§ Stated task:
Provide the records once more, identical to the original.

Dataset entries on figures
────────────────────────────────────────

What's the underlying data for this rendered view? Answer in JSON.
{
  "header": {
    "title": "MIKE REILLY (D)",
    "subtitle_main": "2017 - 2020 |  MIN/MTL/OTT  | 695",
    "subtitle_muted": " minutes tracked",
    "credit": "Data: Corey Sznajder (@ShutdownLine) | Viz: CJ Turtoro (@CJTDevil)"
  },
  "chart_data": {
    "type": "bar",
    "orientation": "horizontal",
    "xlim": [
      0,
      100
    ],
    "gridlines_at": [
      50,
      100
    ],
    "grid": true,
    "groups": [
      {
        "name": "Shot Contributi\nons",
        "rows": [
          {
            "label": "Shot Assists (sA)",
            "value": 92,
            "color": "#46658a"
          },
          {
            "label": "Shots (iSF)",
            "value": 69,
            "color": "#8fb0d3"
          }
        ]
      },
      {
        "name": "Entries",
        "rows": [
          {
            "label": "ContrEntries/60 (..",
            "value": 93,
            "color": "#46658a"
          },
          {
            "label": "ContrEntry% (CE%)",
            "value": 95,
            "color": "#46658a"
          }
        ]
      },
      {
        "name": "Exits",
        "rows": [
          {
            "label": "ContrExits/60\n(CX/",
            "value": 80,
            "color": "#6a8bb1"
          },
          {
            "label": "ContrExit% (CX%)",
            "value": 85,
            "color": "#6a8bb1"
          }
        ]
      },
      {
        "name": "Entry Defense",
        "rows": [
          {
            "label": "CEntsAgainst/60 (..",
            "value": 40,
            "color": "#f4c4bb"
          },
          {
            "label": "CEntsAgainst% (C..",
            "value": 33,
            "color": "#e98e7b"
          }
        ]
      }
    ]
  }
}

────────────────────────────────────────

§ Result:
What's the underlying data for this rendered view? Answer in JSON.
{
  "header": {
    "title": "MIKE REILLY (D)",
    "subtitle_main": "2017 - 2020 |  MIN/MTL/OTT  | 695",
    "subtitle_muted": " minutes tracked",
    "credit": "Data: Corey Sznajder (@ShutdownLine) | Viz: CJ Turtoro (@CJTDevil)"
  },
  "chart_data": {
    "type": "bar",
    "orientation": "horizontal",
    "xlim": [
      0,
      100
    ],
    "gridlines_at": [
      50,
      100
    ],
    "grid": true,
    "groups": [
      {
        "name": "Shot Contributi\nons",
        "rows": [
          {
            "label": "Shot Assists (sA)",
            "value": 92,
            "color": "#46658a"
          },
          {
            "label": "Shots (iSF)",
            "value": 69,
            "color": "#8fb0d3"
          }
        ]
      },
      {
        "name": "Entries",
        "rows": [
          {
            "label": "ContrEntries/60 (..",
            "value": 93,
            "color": "#46658a"
          },
          {
            "label": "ContrEntry% (CE%)",
            "value": 95,
            "color": "#46658a"
          }
        ]
      },
      {
        "name": "Exits",
        "rows": [
          {
            "label": "ContrExits/60\n(CX/",
            "value": 80,
            "color": "#6a8bb1"
          },
          {
            "label": "ContrExit% (CX%)",
            "value": 85,
            "color": "#6a8bb1"
          }
        ]
      },
      {
        "name": "Entry Defense",
        "rows": [
          {
            "label": "CEntsAgainst/60 (..",
            "value": 40,
            "color": "#f4c4bb"
          },
          {
            "label": "CEntsAgainst% (C..",
            "value": 33,
            "color": "#e98e7b"
          }
        ]
      }
    ]
  }
}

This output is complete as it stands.